-- Required work --
Write the records out again, keeping each line exactly as it is.

-- Data rows --

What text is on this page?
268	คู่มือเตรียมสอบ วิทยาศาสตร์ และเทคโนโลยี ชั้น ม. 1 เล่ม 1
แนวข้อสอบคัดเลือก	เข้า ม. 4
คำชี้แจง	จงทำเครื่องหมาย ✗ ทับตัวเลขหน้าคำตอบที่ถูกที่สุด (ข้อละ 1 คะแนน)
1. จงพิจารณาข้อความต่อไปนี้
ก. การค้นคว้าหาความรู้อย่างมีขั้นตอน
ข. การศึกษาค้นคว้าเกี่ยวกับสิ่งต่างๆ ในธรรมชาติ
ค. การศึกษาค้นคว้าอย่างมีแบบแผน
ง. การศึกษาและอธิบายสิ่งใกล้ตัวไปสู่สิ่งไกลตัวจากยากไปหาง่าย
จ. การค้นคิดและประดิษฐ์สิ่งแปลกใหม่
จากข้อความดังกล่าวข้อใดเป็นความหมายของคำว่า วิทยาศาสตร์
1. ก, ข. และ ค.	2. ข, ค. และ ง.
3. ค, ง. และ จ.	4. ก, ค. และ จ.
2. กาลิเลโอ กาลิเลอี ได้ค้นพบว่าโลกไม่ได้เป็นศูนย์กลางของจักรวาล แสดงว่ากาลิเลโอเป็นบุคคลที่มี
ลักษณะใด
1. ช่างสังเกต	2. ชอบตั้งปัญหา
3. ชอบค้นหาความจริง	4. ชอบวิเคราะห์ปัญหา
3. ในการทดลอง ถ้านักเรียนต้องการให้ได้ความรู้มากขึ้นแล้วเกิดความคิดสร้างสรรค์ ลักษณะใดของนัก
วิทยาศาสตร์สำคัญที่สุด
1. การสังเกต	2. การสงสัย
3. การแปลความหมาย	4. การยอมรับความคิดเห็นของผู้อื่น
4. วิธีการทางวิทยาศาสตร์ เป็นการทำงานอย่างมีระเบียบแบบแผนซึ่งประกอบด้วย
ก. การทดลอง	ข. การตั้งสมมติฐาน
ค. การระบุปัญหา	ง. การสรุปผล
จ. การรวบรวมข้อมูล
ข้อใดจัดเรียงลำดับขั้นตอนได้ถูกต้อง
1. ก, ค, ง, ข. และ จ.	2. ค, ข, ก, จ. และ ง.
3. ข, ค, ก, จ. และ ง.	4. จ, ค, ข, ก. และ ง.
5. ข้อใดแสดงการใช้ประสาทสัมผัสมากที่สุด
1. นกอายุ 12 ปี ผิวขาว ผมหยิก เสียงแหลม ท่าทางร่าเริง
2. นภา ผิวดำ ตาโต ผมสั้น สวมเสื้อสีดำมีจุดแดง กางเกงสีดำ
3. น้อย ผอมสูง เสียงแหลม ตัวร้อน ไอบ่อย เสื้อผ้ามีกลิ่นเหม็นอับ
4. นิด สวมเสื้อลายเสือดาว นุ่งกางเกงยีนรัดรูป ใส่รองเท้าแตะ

-- In response --
What text is on this page?
268	คู่มือเตรียมสอบ วิทยาศาสตร์ และเทคโนโลยี ชั้น ม. 1 เล่ม 1
แนวข้อสอบคัดเลือก	เข้า ม. 4
คำชี้แจง	จงทำเครื่องหมาย ✗ ทับตัวเลขหน้าคำตอบที่ถูกที่สุด (ข้อละ 1 คะแนน)
1. จงพิจารณาข้อความต่อไปนี้
ก. การค้นคว้าหาความรู้อย่างมีขั้นตอน
ข. การศึกษาค้นคว้าเกี่ยวกับสิ่งต่างๆ ในธรรมชาติ
ค. การศึกษาค้นคว้าอย่างมีแบบแผน
ง. การศึกษาและอธิบายสิ่งใกล้ตัวไปสู่สิ่งไกลตัวจากยากไปหาง่าย
จ. การค้นคิดและประดิษฐ์สิ่งแปลกใหม่
จากข้อความดังกล่าวข้อใดเป็นความหมายของคำว่า วิทยาศาสตร์
1. ก, ข. และ ค.	2. ข, ค. และ ง.
3. ค, ง. และ จ.	4. ก, ค. และ จ.
2. กาลิเลโอ กาลิเลอี ได้ค้นพบว่าโลกไม่ได้เป็นศูนย์กลางของจักรวาล แสดงว่ากาลิเลโอเป็นบุคคลที่มี
ลักษณะใด
1. ช่างสังเกต	2. ชอบตั้งปัญหา
3. ชอบค้นหาความจริง	4. ชอบวิเคราะห์ปัญหา
3. ในการทดลอง ถ้านักเรียนต้องการให้ได้ความรู้มากขึ้นแล้วเกิดความคิดสร้างสรรค์ ลักษณะใดของนัก
วิทยาศาสตร์สำคัญที่สุด
1. การสังเกต	2. การสงสัย
3. การแปลความหมาย	4. การยอมรับความคิดเห็นของผู้อื่น
4. วิธีการทางวิทยาศาสตร์ เป็นการทำงานอย่างมีระเบียบแบบแผนซึ่งประกอบด้วย
ก. การทดลอง	ข. การตั้งสมมติฐาน
ค. การระบุปัญหา	ง. การสรุปผล
จ. การรวบรวมข้อมูล
ข้อใดจัดเรียงลำดับขั้นตอนได้ถูกต้อง
1. ก, ค, ง, ข. และ จ.	2. ค, ข, ก, จ. และ ง.
3. ข, ค, ก, จ. และ ง.	4. จ, ค, ข, ก. และ ง.
5. ข้อใดแสดงการใช้ประสาทสัมผัสมากที่สุด
1. นกอายุ 12 ปี ผิวขาว ผมหยิก เสียงแหลม ท่าทางร่าเริง
2. นภา ผิวดำ ตาโต ผมสั้น สวมเสื้อสีดำมีจุดแดง กางเกงสีดำ
3. น้อย ผอมสูง เสียงแหลม ตัวร้อน ไอบ่อย เสื้อผ้ามีกลิ่นเหม็นอับ
4. นิด สวมเสื้อลายเสือดาว นุ่งกางเกงยีนรัดรูป ใส่รองเท้าแตะ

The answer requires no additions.